SOURCE RECORDS:
........

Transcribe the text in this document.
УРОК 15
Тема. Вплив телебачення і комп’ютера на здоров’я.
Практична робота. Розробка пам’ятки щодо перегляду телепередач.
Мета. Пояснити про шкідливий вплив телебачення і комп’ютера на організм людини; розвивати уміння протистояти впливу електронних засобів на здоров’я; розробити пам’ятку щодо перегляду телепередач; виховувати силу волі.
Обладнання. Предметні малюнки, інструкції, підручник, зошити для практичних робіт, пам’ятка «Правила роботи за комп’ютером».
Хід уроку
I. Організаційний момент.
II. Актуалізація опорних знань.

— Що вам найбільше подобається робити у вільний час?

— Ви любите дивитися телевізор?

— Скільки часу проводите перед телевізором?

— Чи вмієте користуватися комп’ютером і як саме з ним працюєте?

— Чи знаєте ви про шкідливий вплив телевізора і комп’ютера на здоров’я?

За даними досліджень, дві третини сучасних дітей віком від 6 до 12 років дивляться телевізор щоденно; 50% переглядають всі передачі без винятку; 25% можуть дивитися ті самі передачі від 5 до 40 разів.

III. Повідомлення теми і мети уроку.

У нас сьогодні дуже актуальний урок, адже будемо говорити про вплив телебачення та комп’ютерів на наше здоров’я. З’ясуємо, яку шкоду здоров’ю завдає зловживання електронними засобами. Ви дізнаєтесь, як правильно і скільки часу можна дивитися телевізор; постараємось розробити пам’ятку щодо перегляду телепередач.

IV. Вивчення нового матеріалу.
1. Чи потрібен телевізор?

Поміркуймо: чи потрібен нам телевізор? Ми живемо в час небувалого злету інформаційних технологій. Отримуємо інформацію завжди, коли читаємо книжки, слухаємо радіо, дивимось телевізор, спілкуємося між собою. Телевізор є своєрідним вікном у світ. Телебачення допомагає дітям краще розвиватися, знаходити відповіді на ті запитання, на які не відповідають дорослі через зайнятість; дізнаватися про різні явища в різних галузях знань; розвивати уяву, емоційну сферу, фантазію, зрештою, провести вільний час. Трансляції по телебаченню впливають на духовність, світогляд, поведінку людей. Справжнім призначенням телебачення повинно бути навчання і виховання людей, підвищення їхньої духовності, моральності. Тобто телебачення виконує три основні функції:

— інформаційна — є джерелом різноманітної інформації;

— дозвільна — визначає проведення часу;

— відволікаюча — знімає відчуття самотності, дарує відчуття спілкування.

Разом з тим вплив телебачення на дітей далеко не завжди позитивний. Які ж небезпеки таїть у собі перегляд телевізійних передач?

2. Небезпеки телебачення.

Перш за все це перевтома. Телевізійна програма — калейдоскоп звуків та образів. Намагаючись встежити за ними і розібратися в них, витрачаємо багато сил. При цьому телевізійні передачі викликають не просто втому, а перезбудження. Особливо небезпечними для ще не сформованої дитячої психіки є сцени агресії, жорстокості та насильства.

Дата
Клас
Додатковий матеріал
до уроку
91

........

DIRECTIONS: Collect every line from the records above that contains the word "дивитися".

SOLUTION:
— Ви любите дивитися телевізор?
За даними досліджень, дві третини сучасних дітей віком від 6 до 12 років дивляться телевізор щоденно; 50% переглядають всі передачі без винятку; 25% можуть дивитися ті самі передачі від 5 до 40 разів.
У нас сьогодні дуже актуальний урок, адже будемо говорити про вплив телебачення та комп’ютерів на наше здоров’я. З’ясуємо, яку шкоду здоров’ю завдає зловживання електронними засобами. Ви дізнаєтесь, як правильно і скільки часу можна дивитися телевізор; постараємось розробити пам’ятку щодо перегляду телепередач.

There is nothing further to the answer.